• **WHAT TO PRODUCE**:
In your copy, repeat the records exactly and leave out the pictures.

______

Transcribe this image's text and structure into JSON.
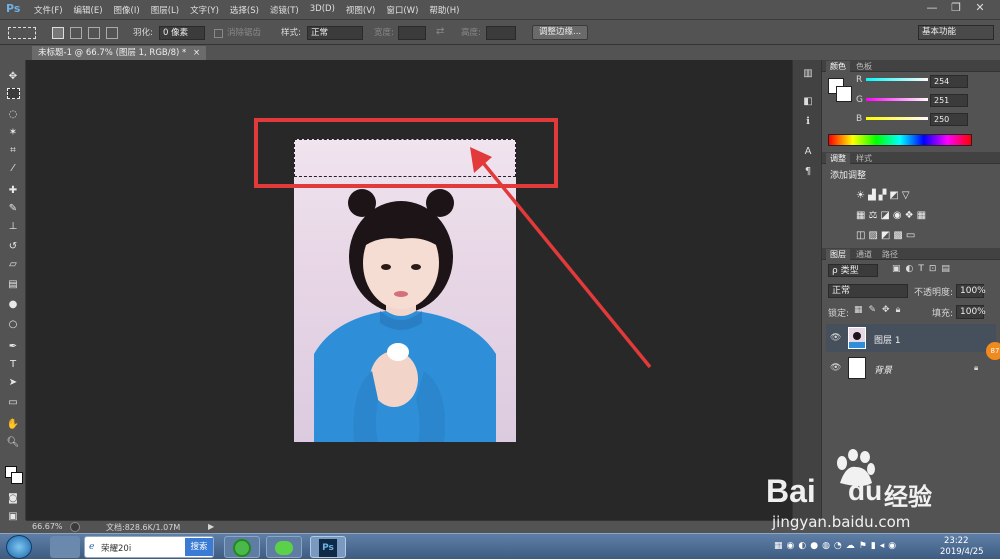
{
  "app": {
    "logo": "Ps"
  },
  "menu": [
    "文件(F)",
    "编辑(E)",
    "图像(I)",
    "图层(L)",
    "文字(Y)",
    "选择(S)",
    "滤镜(T)",
    "3D(D)",
    "视图(V)",
    "窗口(W)",
    "帮助(H)"
  ],
  "window_controls": {
    "minimize": "—",
    "restore": "❐",
    "close": "✕"
  },
  "options": {
    "feather_label": "羽化:",
    "feather_value": "0 像素",
    "antialias_label": "消除锯齿",
    "style_label": "样式:",
    "style_value": "正常",
    "width_label": "宽度:",
    "height_label": "高度:",
    "refine_button": "调整边缘...",
    "workspace": "基本功能"
  },
  "document": {
    "tab_title": "未标题-1 @ 66.7% (图层 1, RGB/8) *",
    "tab_close": "×"
  },
  "status": {
    "zoom": "66.67%",
    "doc_size": "文档:828.6K/1.07M"
  },
  "panels": {
    "color": {
      "tab_active": "颜色",
      "tab_other": "色板",
      "r_label": "R",
      "r_value": "254",
      "g_label": "G",
      "g_value": "251",
      "b_label": "B",
      "b_value": "250"
    },
    "adjust": {
      "tab_active": "调整",
      "tab_other": "样式",
      "title": "添加调整"
    },
    "layers": {
      "tab_active": "图层",
      "tab_channels": "通道",
      "tab_paths": "路径",
      "kind_label": "ρ 类型",
      "blend_mode": "正常",
      "opacity_label": "不透明度:",
      "opacity_value": "100%",
      "lock_label": "锁定:",
      "fill_label": "填充:",
      "fill_value": "100%",
      "items": [
        {
          "name": "图层 1",
          "selected": true
        },
        {
          "name": "背景",
          "selected": false
        }
      ]
    }
  },
  "taskbar": {
    "search_value": "荣耀20i",
    "search_button": "搜索",
    "time": "23:22",
    "date": "2019/4/25",
    "badge": "87"
  },
  "watermark": {
    "brand": "Bai",
    "brand_suffix": "经验",
    "url": "jingyan.baidu.com"
  },
  "colors": {
    "annotation_red": "#e23a3a",
    "ps_blue": "#6fb1e4",
    "panel_bg": "#535353",
    "canvas_bg": "#282828"
  }
}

______

• **SOLUTION FOR THIS PROBLEM**:
Transcribe this image's text and structure into JSON.
{
  "app": {
    "logo": "Ps"
  },
  "menu": [
    "文件(F)",
    "编辑(E)",
    "图像(I)",
    "图层(L)",
    "文字(Y)",
    "选择(S)",
    "滤镜(T)",
    "3D(D)",
    "视图(V)",
    "窗口(W)",
    "帮助(H)"
  ],
  "window_controls": {
    "minimize": "—",
    "restore": "❐",
    "close": "✕"
  },
  "options": {
    "feather_label": "羽化:",
    "feather_value": "0 像素",
    "antialias_label": "消除锯齿",
    "style_label": "样式:",
    "style_value": "正常",
    "width_label": "宽度:",
    "height_label": "高度:",
    "refine_button": "调整边缘...",
    "workspace": "基本功能"
  },
  "document": {
    "tab_title": "未标题-1 @ 66.7% (图层 1, RGB/8) *",
    "tab_close": "×"
  },
  "status": {
    "zoom": "66.67%",
    "doc_size": "文档:828.6K/1.07M"
  },
  "panels": {
    "color": {
      "tab_active": "颜色",
      "tab_other": "色板",
      "r_label": "R",
      "r_value": "254",
      "g_label": "G",
      "g_value": "251",
      "b_label": "B",
      "b_value": "250"
    },
    "adjust": {
      "tab_active": "调整",
      "tab_other": "样式",
      "title": "添加调整"
    },
    "layers": {
      "tab_active": "图层",
      "tab_channels": "通道",
      "tab_paths": "路径",
      "kind_label": "ρ 类型",
      "blend_mode": "正常",
      "opacity_label": "不透明度:",
      "opacity_value": "100%",
      "lock_label": "锁定:",
      "fill_label": "填充:",
      "fill_value": "100%",
      "items": [
        {
          "name": "图层 1",
          "selected": true
        },
        {
          "name": "背景",
          "selected": false
        }
      ]
    }
  },
  "taskbar": {
    "search_value": "荣耀20i",
    "search_button": "搜索",
    "time": "23:22",
    "date": "2019/4/25",
    "badge": "87"
  },
  "watermark": {
    "brand": "Bai",
    "brand_suffix": "经验",
    "url": "jingyan.baidu.com"
  },
  "colors": {
    "annotation_red": "#e23a3a",
    "ps_blue": "#6fb1e4",
    "panel_bg": "#535353",
    "canvas_bg": "#282828"
  }
}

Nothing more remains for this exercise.